#### EXTRACT PROVIDED:

Re: [PATCH v4 0/5] Add LVTS support for mt8192

[Date Prev][Date Next][Thread Prev][Thread Next][Date Index][Thread Index]

 




Hi Nicolas,

thanks for investigating !

On 15/06/2023 21:17, Nícolas F. R. A. Prado wrote:
On Thu, Jun 08, 2023 at 11:39:27AM +0200, Daniel Lezcano wrote:
On 01/06/2023 19:09, Nícolas F. R. A. Prado wrote:
On Wed, May 31, 2023 at 12:49:43PM +0800, Chen-Yu Tsai wrote:
On Wed, May 31, 2023 at 3:51 AM Bernhard Rosenkränzer <bero@xxxxxxxxxxxx> wrote:

From: Balsam CHIHI <bchihi@xxxxxxxxxxxx>

Add full LVTS support (MCU thermal domain + AP thermal domain) to MediaTek MT8192 SoC.
Also, add Suspend and Resume support to LVTS Driver (all SoCs),
and update the documentation that describes the Calibration Data Offsets.

Changelog:
      v4 :
          - Shrink the lvts_ap thermal sensor I/O range to 0xc00 to make
            room for SVS support, pointed out by
            AngeloGioacchino Del Regno <angelogioacchino.delregno@xxxxxxxxxxxxx>

      v3 :
          - Rebased :
              base-commit: 6a3d37b4d885129561e1cef361216f00472f7d2e
          - Fix issues in v2 pointed out by Nícolas F. R. A. Prado <nfraprado@xxxxxxxxxxxxx>:
            Use filtered mode to make sure threshold interrupts are triggered,

I'm seeing sensor readout (either through sysfs/thermal/<x>/temp or hwmon)
fail frequently on MT8192. If I run `sensors` (lm-sensors), at least a couple
of the LVTS sensors would be N/A. Not sure if this is related to this change.

Yes, it is. Filtered mode has some delay associated with reading, meaning most
of the time the value isn't ready, while immediate mode is, well, pretty much
immediate and the read always succeeds.

For temperature monitoring, filtered mode should be used. It supports triggering
interrupts when crossing the thresholds. Immediate mode is meant for one-off
readings of the temperature. This is why I suggested using filtered mode.

As far as the thermal framework goes, it's ok that filtered mode doesn't always
return a value, as it will keep the old one. But of course, having the
temperature readout always work would be a desired improvement.

As for ways to achieve that, I think the intended way would be to enable the
interrupts that signal data ready on filtered mode (bits 19, 20, 21, 28), read
the temperature and cache it so it is always available when the get_temp()
callback is called. The issue with this is that it would cause *a lot* of
interrupts, which doesn't seem worth it.

Another option that comes to mind would be to enable immediate mode only during
the get_temp() callback, to immediately read a value, and return to filtered
mode at the end. That might work, but I haven't tried yet.

Why not understand why the filtered mode is unable to return temperature
values most of the time?

I tried with the filtered mode and I can see 90% of the time it is not
possible to read the temperature.

IIUC there are timings which can be setup, may be understand how to set them
up in order to read the temperature correctly?

Caching values, switching the mode or whatever is hackish :/

So this is what I've found after some more testing.

With the current settings, using filtered mode, only about 30% of the
measurement reads return valid results:
rate: 29%   (success: 293, fail: 707)

#### DIRECTIVES:
1. List the interrupt bits that the LVTS patch thread says signal data ready in filtered mode.
2. Please retype the part of the LVTS patch thread between "fail frequently on" and "to this change.", inclusive.
3. According to the LVTS patch thread, what size was the lvts_ap thermal sensor I/O range shrunk to in v4?

#### STORED RECORDS:
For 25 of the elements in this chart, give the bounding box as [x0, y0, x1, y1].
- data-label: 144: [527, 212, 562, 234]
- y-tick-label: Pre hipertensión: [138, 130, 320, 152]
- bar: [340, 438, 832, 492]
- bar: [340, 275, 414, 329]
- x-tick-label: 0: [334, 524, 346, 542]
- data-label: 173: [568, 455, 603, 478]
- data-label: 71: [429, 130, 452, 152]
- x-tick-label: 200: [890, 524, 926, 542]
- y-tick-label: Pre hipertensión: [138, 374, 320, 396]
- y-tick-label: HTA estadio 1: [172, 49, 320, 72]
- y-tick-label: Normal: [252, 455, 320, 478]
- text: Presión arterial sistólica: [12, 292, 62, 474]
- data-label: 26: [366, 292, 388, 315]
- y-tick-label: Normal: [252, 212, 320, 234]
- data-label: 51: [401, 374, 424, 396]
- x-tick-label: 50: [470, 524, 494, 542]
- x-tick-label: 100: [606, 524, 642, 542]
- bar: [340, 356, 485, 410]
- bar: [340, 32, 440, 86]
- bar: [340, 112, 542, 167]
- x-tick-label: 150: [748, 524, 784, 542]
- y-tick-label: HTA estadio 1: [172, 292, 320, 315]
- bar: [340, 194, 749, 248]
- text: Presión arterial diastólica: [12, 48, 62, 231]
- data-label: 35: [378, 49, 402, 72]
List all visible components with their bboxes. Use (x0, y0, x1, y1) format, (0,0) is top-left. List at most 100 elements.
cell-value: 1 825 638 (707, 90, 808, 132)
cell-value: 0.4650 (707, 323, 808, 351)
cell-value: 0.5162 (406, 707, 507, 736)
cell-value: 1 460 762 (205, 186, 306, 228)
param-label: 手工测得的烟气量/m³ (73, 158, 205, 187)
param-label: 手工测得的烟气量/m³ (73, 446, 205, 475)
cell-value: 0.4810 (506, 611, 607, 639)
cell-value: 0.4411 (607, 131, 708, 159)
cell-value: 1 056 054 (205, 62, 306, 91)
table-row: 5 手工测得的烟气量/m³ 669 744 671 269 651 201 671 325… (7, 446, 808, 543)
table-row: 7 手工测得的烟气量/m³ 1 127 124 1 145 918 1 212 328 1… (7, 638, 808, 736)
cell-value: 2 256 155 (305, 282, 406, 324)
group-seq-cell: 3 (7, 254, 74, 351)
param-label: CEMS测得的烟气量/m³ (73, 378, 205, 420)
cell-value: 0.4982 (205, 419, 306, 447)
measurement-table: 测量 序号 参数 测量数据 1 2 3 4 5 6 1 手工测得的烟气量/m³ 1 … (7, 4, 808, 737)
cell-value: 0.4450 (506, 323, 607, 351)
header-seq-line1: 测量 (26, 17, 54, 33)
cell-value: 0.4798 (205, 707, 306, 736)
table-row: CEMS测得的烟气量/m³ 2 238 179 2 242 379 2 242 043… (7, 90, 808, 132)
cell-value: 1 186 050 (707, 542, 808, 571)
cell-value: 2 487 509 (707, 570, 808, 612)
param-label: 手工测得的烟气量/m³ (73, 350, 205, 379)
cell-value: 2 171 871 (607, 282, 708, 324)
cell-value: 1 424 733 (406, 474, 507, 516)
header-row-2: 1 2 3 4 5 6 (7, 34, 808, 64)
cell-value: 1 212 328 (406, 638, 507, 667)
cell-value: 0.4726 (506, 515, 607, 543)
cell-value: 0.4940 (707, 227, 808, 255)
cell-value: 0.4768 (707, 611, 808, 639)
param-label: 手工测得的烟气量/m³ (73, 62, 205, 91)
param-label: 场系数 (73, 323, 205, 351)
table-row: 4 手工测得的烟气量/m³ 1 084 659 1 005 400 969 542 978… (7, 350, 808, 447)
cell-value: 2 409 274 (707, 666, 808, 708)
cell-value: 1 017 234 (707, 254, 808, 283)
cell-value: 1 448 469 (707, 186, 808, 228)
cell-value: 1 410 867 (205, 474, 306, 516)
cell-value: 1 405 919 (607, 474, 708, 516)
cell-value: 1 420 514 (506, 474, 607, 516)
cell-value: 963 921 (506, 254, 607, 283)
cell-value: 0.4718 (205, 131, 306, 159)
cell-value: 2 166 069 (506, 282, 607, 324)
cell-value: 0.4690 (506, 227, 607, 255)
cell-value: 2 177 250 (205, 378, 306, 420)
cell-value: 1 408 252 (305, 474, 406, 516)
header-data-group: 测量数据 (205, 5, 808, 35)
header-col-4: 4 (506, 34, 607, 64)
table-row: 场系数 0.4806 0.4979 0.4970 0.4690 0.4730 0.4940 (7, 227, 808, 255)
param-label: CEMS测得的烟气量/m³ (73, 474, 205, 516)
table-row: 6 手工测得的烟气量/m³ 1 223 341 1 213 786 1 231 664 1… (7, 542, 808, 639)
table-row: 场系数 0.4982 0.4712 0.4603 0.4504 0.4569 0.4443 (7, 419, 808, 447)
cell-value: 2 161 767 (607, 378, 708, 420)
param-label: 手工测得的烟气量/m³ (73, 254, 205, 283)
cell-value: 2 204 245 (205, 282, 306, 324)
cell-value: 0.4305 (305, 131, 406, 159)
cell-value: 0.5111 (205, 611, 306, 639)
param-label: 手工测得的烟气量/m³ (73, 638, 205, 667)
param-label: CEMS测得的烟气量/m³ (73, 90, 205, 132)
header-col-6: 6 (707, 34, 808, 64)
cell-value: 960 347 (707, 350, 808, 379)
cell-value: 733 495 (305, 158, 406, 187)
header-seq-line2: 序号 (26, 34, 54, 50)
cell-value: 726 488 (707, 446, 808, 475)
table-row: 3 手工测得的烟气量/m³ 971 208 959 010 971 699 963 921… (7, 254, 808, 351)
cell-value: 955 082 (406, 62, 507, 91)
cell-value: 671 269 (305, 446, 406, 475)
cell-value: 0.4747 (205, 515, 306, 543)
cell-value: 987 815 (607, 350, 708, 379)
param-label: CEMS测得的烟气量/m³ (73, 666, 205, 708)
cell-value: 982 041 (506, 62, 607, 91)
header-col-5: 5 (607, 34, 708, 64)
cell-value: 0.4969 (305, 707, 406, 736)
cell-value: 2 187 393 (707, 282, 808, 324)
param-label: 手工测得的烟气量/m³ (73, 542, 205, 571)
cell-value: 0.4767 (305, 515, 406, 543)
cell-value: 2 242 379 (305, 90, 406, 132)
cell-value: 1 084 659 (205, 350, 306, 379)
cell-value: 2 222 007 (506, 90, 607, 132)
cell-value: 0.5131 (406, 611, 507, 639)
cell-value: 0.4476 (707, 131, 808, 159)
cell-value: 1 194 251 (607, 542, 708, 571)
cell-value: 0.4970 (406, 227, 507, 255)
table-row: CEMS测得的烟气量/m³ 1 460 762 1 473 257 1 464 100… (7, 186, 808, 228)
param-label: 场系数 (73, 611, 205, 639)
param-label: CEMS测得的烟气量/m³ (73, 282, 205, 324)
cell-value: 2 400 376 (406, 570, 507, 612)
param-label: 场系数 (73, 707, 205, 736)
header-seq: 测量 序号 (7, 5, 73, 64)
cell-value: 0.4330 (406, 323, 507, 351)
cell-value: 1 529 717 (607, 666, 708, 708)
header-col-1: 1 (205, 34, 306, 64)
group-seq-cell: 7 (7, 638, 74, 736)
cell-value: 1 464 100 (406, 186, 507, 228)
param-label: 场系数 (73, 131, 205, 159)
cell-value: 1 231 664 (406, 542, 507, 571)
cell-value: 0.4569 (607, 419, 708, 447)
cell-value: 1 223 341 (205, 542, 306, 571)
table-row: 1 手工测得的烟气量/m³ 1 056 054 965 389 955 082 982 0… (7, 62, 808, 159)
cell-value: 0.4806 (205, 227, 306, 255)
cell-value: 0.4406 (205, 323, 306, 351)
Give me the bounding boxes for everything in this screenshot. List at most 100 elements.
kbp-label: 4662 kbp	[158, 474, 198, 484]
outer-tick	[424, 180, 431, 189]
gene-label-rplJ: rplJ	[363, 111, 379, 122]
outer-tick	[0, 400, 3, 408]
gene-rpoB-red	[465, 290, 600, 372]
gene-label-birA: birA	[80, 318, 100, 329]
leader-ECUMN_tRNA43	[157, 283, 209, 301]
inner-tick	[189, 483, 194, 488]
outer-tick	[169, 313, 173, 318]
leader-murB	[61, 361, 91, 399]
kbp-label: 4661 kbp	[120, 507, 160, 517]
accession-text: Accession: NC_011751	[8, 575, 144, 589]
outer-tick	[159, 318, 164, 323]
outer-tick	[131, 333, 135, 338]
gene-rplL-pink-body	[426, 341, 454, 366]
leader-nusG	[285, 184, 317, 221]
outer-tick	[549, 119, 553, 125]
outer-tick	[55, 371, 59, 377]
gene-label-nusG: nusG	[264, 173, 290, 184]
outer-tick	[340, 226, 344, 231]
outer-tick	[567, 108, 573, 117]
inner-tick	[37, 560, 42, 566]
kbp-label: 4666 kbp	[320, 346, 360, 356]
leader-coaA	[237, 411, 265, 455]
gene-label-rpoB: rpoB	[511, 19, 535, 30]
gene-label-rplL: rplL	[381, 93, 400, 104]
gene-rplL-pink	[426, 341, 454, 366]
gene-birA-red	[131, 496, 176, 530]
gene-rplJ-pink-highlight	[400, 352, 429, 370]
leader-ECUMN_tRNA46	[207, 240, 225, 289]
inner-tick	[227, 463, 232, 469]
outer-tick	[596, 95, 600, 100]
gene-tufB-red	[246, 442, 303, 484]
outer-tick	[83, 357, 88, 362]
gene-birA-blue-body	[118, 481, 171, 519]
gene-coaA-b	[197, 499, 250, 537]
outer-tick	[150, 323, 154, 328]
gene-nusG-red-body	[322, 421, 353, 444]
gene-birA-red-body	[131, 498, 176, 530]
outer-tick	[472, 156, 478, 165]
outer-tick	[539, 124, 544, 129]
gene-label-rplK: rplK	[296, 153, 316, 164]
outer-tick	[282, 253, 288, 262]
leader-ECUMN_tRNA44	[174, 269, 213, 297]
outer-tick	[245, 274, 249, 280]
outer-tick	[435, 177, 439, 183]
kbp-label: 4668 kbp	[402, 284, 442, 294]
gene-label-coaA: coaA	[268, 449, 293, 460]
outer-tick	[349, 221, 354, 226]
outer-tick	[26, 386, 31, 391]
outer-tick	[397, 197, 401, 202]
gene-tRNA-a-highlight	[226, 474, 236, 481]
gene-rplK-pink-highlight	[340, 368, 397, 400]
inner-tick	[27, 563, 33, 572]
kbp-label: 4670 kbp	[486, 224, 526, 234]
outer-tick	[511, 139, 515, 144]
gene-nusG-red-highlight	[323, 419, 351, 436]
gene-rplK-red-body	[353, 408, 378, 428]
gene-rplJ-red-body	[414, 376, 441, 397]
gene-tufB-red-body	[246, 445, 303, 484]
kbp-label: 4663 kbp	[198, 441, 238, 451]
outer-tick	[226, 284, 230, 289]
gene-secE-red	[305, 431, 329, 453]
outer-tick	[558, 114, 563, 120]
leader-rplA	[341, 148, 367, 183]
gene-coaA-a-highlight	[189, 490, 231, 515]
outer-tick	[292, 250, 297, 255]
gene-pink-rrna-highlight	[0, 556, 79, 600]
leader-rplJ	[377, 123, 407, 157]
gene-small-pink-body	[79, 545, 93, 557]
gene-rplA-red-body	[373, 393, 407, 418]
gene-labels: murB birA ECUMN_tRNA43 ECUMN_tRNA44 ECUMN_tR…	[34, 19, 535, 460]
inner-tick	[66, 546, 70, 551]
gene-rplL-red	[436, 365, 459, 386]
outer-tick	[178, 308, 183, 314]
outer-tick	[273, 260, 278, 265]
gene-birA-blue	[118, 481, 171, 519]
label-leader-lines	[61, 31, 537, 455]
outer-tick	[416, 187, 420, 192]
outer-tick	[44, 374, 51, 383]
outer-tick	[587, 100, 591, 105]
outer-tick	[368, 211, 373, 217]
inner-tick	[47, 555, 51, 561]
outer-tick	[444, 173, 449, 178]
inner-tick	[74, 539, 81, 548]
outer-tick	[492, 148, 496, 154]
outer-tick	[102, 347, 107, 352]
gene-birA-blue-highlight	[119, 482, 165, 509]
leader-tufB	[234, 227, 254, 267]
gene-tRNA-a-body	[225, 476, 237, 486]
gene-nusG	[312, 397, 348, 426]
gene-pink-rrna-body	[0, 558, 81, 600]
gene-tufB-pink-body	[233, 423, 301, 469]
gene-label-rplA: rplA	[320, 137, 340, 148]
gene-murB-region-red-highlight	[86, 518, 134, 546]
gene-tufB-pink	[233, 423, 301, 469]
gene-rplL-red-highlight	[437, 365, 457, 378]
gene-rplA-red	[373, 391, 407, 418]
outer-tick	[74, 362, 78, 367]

#### THE ANSWERS:
1. 19, 20, 21, 28

2.
fail frequently on MT8192. If I run `sensors` (lm-sensors), at least a couple
of the LVTS sensors would be N/A. Not sure if this is related to this change.

3. 0xc00